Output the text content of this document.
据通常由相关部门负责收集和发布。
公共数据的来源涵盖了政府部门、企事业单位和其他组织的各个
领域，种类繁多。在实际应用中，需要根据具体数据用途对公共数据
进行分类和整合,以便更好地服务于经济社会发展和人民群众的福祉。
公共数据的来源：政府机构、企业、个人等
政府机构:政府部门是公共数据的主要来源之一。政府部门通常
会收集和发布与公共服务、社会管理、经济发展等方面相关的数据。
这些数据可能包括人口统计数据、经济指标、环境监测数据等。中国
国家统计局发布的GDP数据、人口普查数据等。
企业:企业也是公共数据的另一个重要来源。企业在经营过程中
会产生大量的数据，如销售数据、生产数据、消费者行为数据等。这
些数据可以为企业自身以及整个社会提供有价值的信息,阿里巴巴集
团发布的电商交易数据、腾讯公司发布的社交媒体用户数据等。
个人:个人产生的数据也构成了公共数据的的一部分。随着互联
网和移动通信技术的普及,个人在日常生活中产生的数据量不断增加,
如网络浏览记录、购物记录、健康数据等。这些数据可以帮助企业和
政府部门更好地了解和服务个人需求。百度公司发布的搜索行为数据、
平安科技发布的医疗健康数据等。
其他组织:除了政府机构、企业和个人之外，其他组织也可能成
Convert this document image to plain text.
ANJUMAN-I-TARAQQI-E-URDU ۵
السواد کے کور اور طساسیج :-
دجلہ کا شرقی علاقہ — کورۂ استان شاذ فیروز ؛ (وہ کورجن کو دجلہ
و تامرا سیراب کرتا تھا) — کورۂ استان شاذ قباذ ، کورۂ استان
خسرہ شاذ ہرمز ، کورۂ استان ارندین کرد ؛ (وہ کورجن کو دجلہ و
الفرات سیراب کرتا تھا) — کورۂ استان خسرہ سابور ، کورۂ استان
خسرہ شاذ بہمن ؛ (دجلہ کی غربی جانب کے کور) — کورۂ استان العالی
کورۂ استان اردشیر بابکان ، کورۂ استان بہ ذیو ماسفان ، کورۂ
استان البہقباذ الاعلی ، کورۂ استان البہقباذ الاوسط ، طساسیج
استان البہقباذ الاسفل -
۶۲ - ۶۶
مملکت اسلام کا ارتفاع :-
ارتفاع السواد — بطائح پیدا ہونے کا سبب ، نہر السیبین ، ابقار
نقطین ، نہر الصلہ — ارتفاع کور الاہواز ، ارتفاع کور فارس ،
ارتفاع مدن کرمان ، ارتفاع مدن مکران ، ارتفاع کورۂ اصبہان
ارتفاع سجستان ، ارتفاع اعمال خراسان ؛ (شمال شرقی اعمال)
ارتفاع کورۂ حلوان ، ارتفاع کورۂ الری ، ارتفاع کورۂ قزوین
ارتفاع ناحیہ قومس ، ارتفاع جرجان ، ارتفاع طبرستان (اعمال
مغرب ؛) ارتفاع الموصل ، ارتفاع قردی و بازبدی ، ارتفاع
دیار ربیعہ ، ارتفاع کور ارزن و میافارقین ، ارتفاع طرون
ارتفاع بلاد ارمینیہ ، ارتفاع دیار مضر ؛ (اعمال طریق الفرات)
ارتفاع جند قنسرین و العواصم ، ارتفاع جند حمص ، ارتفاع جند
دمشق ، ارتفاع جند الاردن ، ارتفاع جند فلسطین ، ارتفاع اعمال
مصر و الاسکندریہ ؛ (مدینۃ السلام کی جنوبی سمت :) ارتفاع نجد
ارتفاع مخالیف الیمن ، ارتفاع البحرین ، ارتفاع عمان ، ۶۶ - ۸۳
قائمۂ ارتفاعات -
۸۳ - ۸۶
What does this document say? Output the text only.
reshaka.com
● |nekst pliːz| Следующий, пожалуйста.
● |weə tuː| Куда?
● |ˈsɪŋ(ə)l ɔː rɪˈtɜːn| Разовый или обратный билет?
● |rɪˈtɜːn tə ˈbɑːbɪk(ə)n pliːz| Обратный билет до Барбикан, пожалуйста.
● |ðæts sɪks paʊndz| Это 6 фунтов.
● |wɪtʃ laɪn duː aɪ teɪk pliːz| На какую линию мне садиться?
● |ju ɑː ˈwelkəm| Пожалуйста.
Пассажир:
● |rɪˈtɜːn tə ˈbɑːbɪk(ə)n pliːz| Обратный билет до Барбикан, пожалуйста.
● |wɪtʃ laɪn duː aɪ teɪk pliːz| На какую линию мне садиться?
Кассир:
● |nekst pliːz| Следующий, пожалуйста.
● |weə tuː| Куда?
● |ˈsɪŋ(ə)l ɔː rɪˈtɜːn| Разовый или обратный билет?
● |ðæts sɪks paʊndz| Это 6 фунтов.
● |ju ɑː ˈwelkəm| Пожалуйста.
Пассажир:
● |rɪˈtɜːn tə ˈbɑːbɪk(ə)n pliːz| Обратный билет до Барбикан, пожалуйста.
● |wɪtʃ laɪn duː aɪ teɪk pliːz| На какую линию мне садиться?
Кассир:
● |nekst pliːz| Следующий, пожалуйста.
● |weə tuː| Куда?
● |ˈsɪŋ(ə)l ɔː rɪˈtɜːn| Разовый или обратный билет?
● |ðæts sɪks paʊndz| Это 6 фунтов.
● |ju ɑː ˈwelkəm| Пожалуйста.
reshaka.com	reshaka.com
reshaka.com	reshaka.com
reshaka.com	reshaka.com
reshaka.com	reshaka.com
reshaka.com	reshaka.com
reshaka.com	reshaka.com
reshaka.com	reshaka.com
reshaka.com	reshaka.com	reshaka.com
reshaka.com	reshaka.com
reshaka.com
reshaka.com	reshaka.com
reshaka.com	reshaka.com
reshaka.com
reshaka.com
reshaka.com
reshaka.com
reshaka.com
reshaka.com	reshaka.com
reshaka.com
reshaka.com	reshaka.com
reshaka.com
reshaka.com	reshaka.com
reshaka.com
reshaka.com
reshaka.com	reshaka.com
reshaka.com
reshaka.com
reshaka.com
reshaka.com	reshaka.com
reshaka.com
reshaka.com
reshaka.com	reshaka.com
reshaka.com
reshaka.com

────────────────────

[PROBLEM STATEMENT]: Send back each record exactly as it stands.

[OUTPUT FOR THIS TASK]:
Output the text content of this document.
据通常由相关部门负责收集和发布。
公共数据的来源涵盖了政府部门、企事业单位和其他组织的各个
领域，种类繁多。在实际应用中，需要根据具体数据用途对公共数据
进行分类和整合,以便更好地服务于经济社会发展和人民群众的福祉。
公共数据的来源：政府机构、企业、个人等
政府机构:政府部门是公共数据的主要来源之一。政府部门通常
会收集和发布与公共服务、社会管理、经济发展等方面相关的数据。
这些数据可能包括人口统计数据、经济指标、环境监测数据等。中国
国家统计局发布的GDP数据、人口普查数据等。
企业:企业也是公共数据的另一个重要来源。企业在经营过程中
会产生大量的数据，如销售数据、生产数据、消费者行为数据等。这
些数据可以为企业自身以及整个社会提供有价值的信息,阿里巴巴集
团发布的电商交易数据、腾讯公司发布的社交媒体用户数据等。
个人:个人产生的数据也构成了公共数据的的一部分。随着互联
网和移动通信技术的普及,个人在日常生活中产生的数据量不断增加,
如网络浏览记录、购物记录、健康数据等。这些数据可以帮助企业和
政府部门更好地了解和服务个人需求。百度公司发布的搜索行为数据、
平安科技发布的医疗健康数据等。
其他组织:除了政府机构、企业和个人之外，其他组织也可能成
Convert this document image to plain text.
ANJUMAN-I-TARAQQI-E-URDU ۵
السواد کے کور اور طساسیج :-
دجلہ کا شرقی علاقہ — کورۂ استان شاذ فیروز ؛ (وہ کورجن کو دجلہ
و تامرا سیراب کرتا تھا) — کورۂ استان شاذ قباذ ، کورۂ استان
خسرہ شاذ ہرمز ، کورۂ استان ارندین کرد ؛ (وہ کورجن کو دجلہ و
الفرات سیراب کرتا تھا) — کورۂ استان خسرہ سابور ، کورۂ استان
خسرہ شاذ بہمن ؛ (دجلہ کی غربی جانب کے کور) — کورۂ استان العالی
کورۂ استان اردشیر بابکان ، کورۂ استان بہ ذیو ماسفان ، کورۂ
استان البہقباذ الاعلی ، کورۂ استان البہقباذ الاوسط ، طساسیج
استان البہقباذ الاسفل -
۶۲ - ۶۶
مملکت اسلام کا ارتفاع :-
ارتفاع السواد — بطائح پیدا ہونے کا سبب ، نہر السیبین ، ابقار
نقطین ، نہر الصلہ — ارتفاع کور الاہواز ، ارتفاع کور فارس ،
ارتفاع مدن کرمان ، ارتفاع مدن مکران ، ارتفاع کورۂ اصبہان
ارتفاع سجستان ، ارتفاع اعمال خراسان ؛ (شمال شرقی اعمال)
ارتفاع کورۂ حلوان ، ارتفاع کورۂ الری ، ارتفاع کورۂ قزوین
ارتفاع ناحیہ قومس ، ارتفاع جرجان ، ارتفاع طبرستان (اعمال
مغرب ؛) ارتفاع الموصل ، ارتفاع قردی و بازبدی ، ارتفاع
دیار ربیعہ ، ارتفاع کور ارزن و میافارقین ، ارتفاع طرون
ارتفاع بلاد ارمینیہ ، ارتفاع دیار مضر ؛ (اعمال طریق الفرات)
ارتفاع جند قنسرین و العواصم ، ارتفاع جند حمص ، ارتفاع جند
دمشق ، ارتفاع جند الاردن ، ارتفاع جند فلسطین ، ارتفاع اعمال
مصر و الاسکندریہ ؛ (مدینۃ السلام کی جنوبی سمت :) ارتفاع نجد
ارتفاع مخالیف الیمن ، ارتفاع البحرین ، ارتفاع عمان ، ۶۶ - ۸۳
قائمۂ ارتفاعات -
۸۳ - ۸۶
What does this document say? Output the text only.
reshaka.com
● |nekst pliːz| Следующий, пожалуйста.
● |weə tuː| Куда?
● |ˈsɪŋ(ə)l ɔː rɪˈtɜːn| Разовый или обратный билет?
● |rɪˈtɜːn tə ˈbɑːbɪk(ə)n pliːz| Обратный билет до Барбикан, пожалуйста.
● |ðæts sɪks paʊndz| Это 6 фунтов.
● |wɪtʃ laɪn duː aɪ teɪk pliːz| На какую линию мне садиться?
● |ju ɑː ˈwelkəm| Пожалуйста.
Пассажир:
● |rɪˈtɜːn tə ˈbɑːbɪk(ə)n pliːz| Обратный билет до Барбикан, пожалуйста.
● |wɪtʃ laɪn duː aɪ teɪk pliːz| На какую линию мне садиться?
Кассир:
● |nekst pliːz| Следующий, пожалуйста.
● |weə tuː| Куда?
● |ˈsɪŋ(ə)l ɔː rɪˈtɜːn| Разовый или обратный билет?
● |ðæts sɪks paʊndz| Это 6 фунтов.
● |ju ɑː ˈwelkəm| Пожалуйста.
Пассажир:
● |rɪˈtɜːn tə ˈbɑːbɪk(ə)n pliːz| Обратный билет до Барбикан, пожалуйста.
● |wɪtʃ laɪn duː aɪ teɪk pliːz| На какую линию мне садиться?
Кассир:
● |nekst pliːz| Следующий, пожалуйста.
● |weə tuː| Куда?
● |ˈsɪŋ(ə)l ɔː rɪˈtɜːn| Разовый или обратный билет?
● |ðæts sɪks paʊndz| Это 6 фунтов.
● |ju ɑː ˈwelkəm| Пожалуйста.
reshaka.com	reshaka.com
reshaka.com	reshaka.com
reshaka.com	reshaka.com
reshaka.com	reshaka.com
reshaka.com	reshaka.com
reshaka.com	reshaka.com
reshaka.com	reshaka.com
reshaka.com	reshaka.com	reshaka.com
reshaka.com	reshaka.com
reshaka.com
reshaka.com	reshaka.com
reshaka.com	reshaka.com
reshaka.com
reshaka.com
reshaka.com
reshaka.com
reshaka.com
reshaka.com	reshaka.com
reshaka.com
reshaka.com	reshaka.com
reshaka.com
reshaka.com	reshaka.com
reshaka.com
reshaka.com
reshaka.com	reshaka.com
reshaka.com
reshaka.com
reshaka.com
reshaka.com	reshaka.com
reshaka.com
reshaka.com
reshaka.com	reshaka.com
reshaka.com
reshaka.com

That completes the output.